AVAILABLE RECORDS
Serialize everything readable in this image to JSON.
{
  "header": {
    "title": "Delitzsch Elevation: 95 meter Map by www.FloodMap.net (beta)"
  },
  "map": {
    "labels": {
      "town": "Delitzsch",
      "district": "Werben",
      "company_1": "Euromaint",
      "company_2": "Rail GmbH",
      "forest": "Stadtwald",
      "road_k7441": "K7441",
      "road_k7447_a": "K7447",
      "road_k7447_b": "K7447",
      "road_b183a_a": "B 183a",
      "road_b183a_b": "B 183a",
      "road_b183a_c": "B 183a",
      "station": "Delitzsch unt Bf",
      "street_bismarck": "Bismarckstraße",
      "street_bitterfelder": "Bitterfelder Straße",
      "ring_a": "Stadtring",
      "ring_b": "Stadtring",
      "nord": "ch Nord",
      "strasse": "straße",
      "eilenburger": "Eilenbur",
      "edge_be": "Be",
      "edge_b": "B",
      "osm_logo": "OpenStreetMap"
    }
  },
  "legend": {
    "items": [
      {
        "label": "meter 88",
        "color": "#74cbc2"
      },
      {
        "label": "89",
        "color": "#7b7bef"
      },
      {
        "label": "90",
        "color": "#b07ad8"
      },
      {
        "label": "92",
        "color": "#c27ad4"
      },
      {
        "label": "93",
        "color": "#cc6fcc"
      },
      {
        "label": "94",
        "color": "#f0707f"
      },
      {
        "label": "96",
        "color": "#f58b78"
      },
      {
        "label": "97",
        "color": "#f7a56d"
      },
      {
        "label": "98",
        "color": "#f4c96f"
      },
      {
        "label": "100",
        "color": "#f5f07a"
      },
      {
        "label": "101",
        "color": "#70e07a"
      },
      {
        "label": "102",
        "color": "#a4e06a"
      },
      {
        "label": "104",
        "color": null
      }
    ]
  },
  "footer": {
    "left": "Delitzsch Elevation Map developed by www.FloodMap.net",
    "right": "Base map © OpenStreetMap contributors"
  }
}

AIM OF THE TASK
In the listing, find all lines with the string "Delitzsch" and copy them.

ANSWER BELOW
    "title": "Delitzsch Elevation: 95 meter Map by www.FloodMap.net (beta)"
      "town": "Delitzsch",
      "station": "Delitzsch unt Bf",
    "left": "Delitzsch Elevation Map developed by www.FloodMap.net",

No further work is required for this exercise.